● **Exercise prompt**: Copy every entry word for word. Skip the pictures.

[begin Provided data]

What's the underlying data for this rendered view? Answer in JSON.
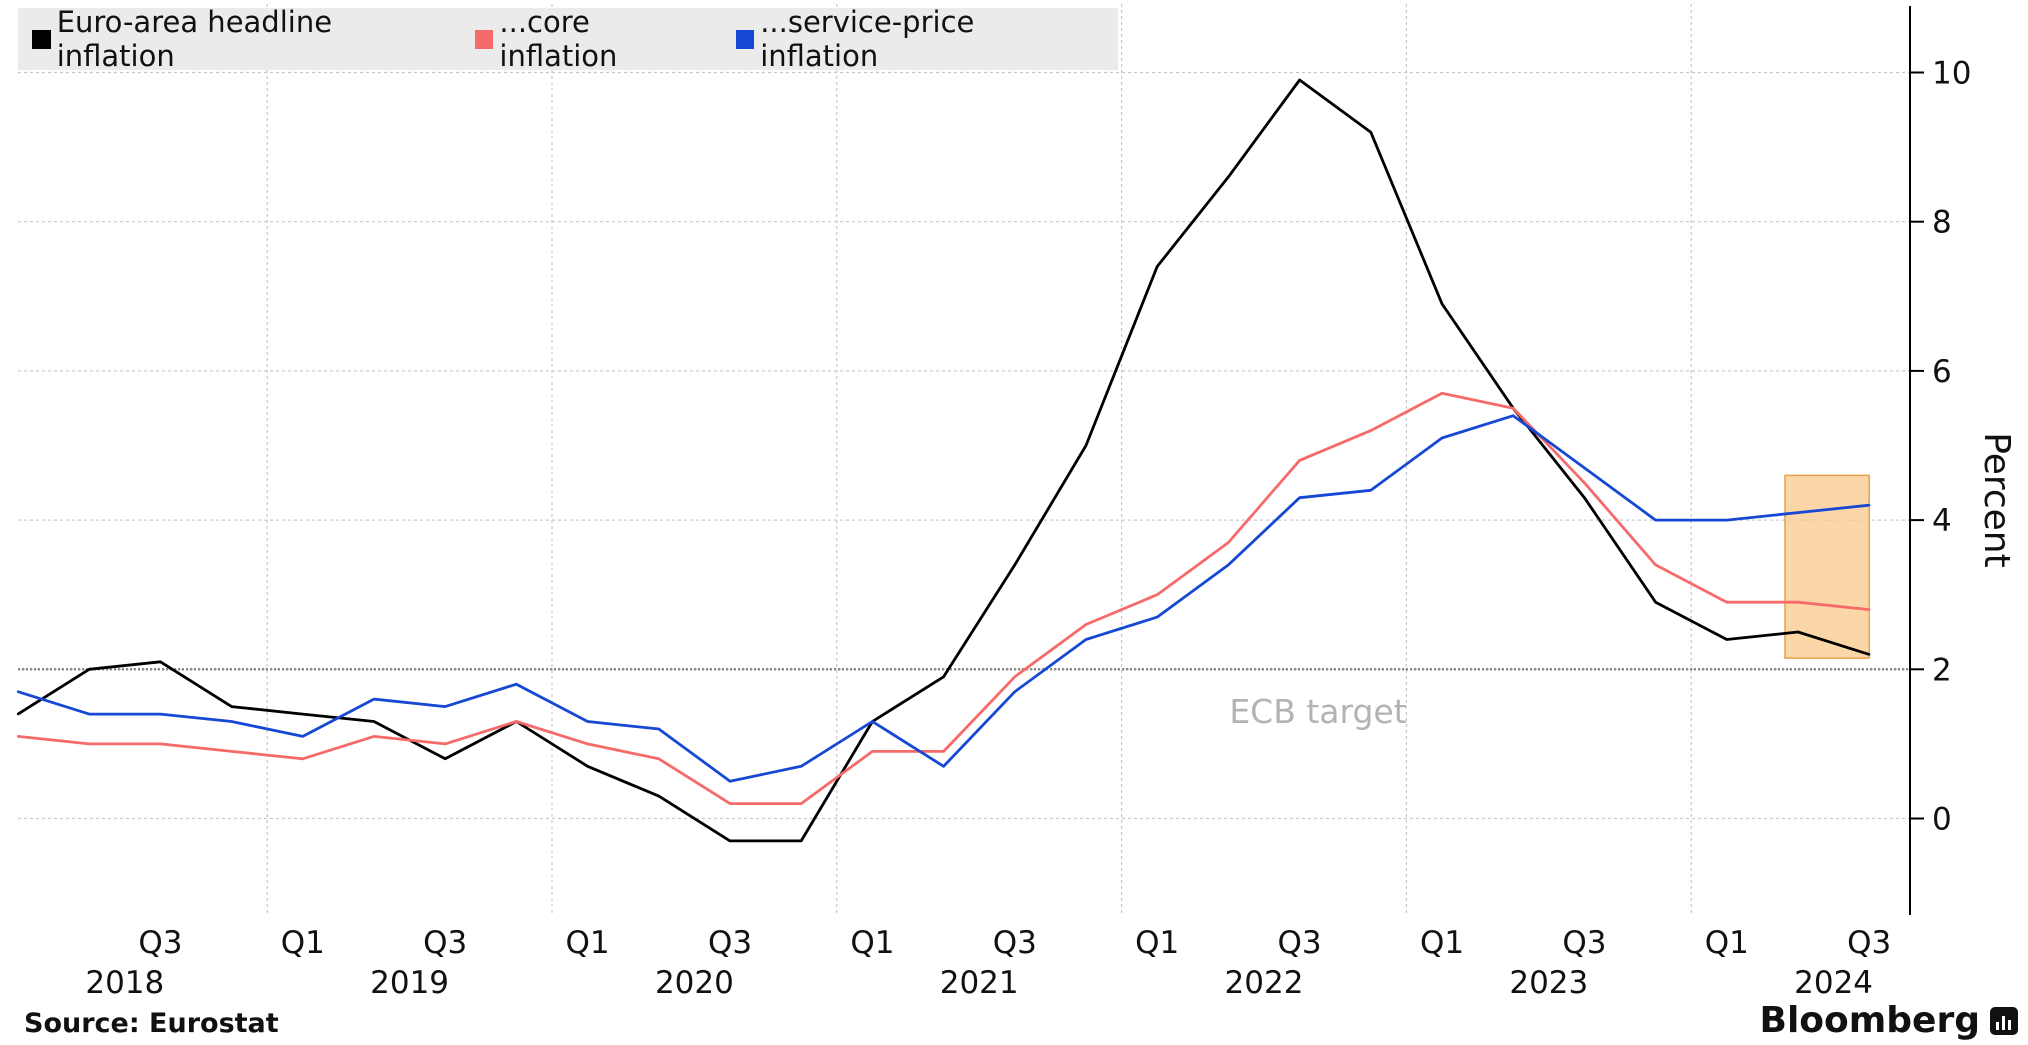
{
  "chart_data": {
    "type": "line",
    "xlabel": "",
    "ylabel": "Percent",
    "ylim": [
      -1.3,
      11.0
    ],
    "yticks": [
      0,
      2,
      4,
      6,
      8,
      10
    ],
    "grid": true,
    "legend_placement": "top-left",
    "quarter_tick_labels": [
      "Q3",
      "Q1",
      "Q3",
      "Q1",
      "Q3",
      "Q1",
      "Q3",
      "Q1",
      "Q3",
      "Q1",
      "Q3",
      "Q1",
      "Q3"
    ],
    "year_labels": [
      "2018",
      "2019",
      "2020",
      "2021",
      "2022",
      "2023",
      "2024"
    ],
    "x": [
      "2018 Q1",
      "2018 Q2",
      "2018 Q3",
      "2018 Q4",
      "2019 Q1",
      "2019 Q2",
      "2019 Q3",
      "2019 Q4",
      "2020 Q1",
      "2020 Q2",
      "2020 Q3",
      "2020 Q4",
      "2021 Q1",
      "2021 Q2",
      "2021 Q3",
      "2021 Q4",
      "2022 Q1",
      "2022 Q2",
      "2022 Q3",
      "2022 Q4",
      "2023 Q1",
      "2023 Q2",
      "2023 Q3",
      "2023 Q4",
      "2024 Q1",
      "2024 Q2",
      "2024 Q3"
    ],
    "series": [
      {
        "name": "Euro-area headline inflation",
        "color": "#000000",
        "values": [
          1.4,
          2.0,
          2.1,
          1.5,
          1.4,
          1.3,
          0.8,
          1.3,
          0.7,
          0.3,
          -0.3,
          -0.3,
          1.3,
          1.9,
          3.4,
          5.0,
          7.4,
          8.6,
          9.9,
          9.2,
          6.9,
          5.5,
          4.3,
          2.9,
          2.4,
          2.5,
          2.2
        ]
      },
      {
        "name": "...core inflation",
        "color": "#f66a6a",
        "values": [
          1.1,
          1.0,
          1.0,
          0.9,
          0.8,
          1.1,
          1.0,
          1.3,
          1.0,
          0.8,
          0.2,
          0.2,
          0.9,
          0.9,
          1.9,
          2.6,
          3.0,
          3.7,
          4.8,
          5.2,
          5.7,
          5.5,
          4.5,
          3.4,
          2.9,
          2.9,
          2.8
        ]
      },
      {
        "name": "...service-price inflation",
        "color": "#1648d4",
        "values": [
          1.7,
          1.4,
          1.4,
          1.3,
          1.1,
          1.6,
          1.5,
          1.8,
          1.3,
          1.2,
          0.5,
          0.7,
          1.3,
          0.7,
          1.7,
          2.4,
          2.7,
          3.4,
          4.3,
          4.4,
          5.1,
          5.4,
          4.7,
          4.0,
          4.0,
          4.1,
          4.2
        ]
      }
    ],
    "reference_line": {
      "value": 2,
      "label": "ECB target"
    },
    "highlight": {
      "x_from": "2024 Q2",
      "x_to": "2024 Q3",
      "y_from": 2.15,
      "y_to": 4.6,
      "color": "#f9c98a"
    }
  },
  "footer": {
    "source": "Source: Eurostat",
    "brand": "Bloomberg"
  }
}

[end Provided data]

● **Solution to this task**:
What's the underlying data for this rendered view? Answer in JSON.
{
  "chart_data": {
    "type": "line",
    "xlabel": "",
    "ylabel": "Percent",
    "ylim": [
      -1.3,
      11.0
    ],
    "yticks": [
      0,
      2,
      4,
      6,
      8,
      10
    ],
    "grid": true,
    "legend_placement": "top-left",
    "quarter_tick_labels": [
      "Q3",
      "Q1",
      "Q3",
      "Q1",
      "Q3",
      "Q1",
      "Q3",
      "Q1",
      "Q3",
      "Q1",
      "Q3",
      "Q1",
      "Q3"
    ],
    "year_labels": [
      "2018",
      "2019",
      "2020",
      "2021",
      "2022",
      "2023",
      "2024"
    ],
    "x": [
      "2018 Q1",
      "2018 Q2",
      "2018 Q3",
      "2018 Q4",
      "2019 Q1",
      "2019 Q2",
      "2019 Q3",
      "2019 Q4",
      "2020 Q1",
      "2020 Q2",
      "2020 Q3",
      "2020 Q4",
      "2021 Q1",
      "2021 Q2",
      "2021 Q3",
      "2021 Q4",
      "2022 Q1",
      "2022 Q2",
      "2022 Q3",
      "2022 Q4",
      "2023 Q1",
      "2023 Q2",
      "2023 Q3",
      "2023 Q4",
      "2024 Q1",
      "2024 Q2",
      "2024 Q3"
    ],
    "series": [
      {
        "name": "Euro-area headline inflation",
        "color": "#000000",
        "values": [
          1.4,
          2.0,
          2.1,
          1.5,
          1.4,
          1.3,
          0.8,
          1.3,
          0.7,
          0.3,
          -0.3,
          -0.3,
          1.3,
          1.9,
          3.4,
          5.0,
          7.4,
          8.6,
          9.9,
          9.2,
          6.9,
          5.5,
          4.3,
          2.9,
          2.4,
          2.5,
          2.2
        ]
      },
      {
        "name": "...core inflation",
        "color": "#f66a6a",
        "values": [
          1.1,
          1.0,
          1.0,
          0.9,
          0.8,
          1.1,
          1.0,
          1.3,
          1.0,
          0.8,
          0.2,
          0.2,
          0.9,
          0.9,
          1.9,
          2.6,
          3.0,
          3.7,
          4.8,
          5.2,
          5.7,
          5.5,
          4.5,
          3.4,
          2.9,
          2.9,
          2.8
        ]
      },
      {
        "name": "...service-price inflation",
        "color": "#1648d4",
        "values": [
          1.7,
          1.4,
          1.4,
          1.3,
          1.1,
          1.6,
          1.5,
          1.8,
          1.3,
          1.2,
          0.5,
          0.7,
          1.3,
          0.7,
          1.7,
          2.4,
          2.7,
          3.4,
          4.3,
          4.4,
          5.1,
          5.4,
          4.7,
          4.0,
          4.0,
          4.1,
          4.2
        ]
      }
    ],
    "reference_line": {
      "value": 2,
      "label": "ECB target"
    },
    "highlight": {
      "x_from": "2024 Q2",
      "x_to": "2024 Q3",
      "y_from": 2.15,
      "y_to": 4.6,
      "color": "#f9c98a"
    }
  },
  "footer": {
    "source": "Source: Eurostat",
    "brand": "Bloomberg"
  }
}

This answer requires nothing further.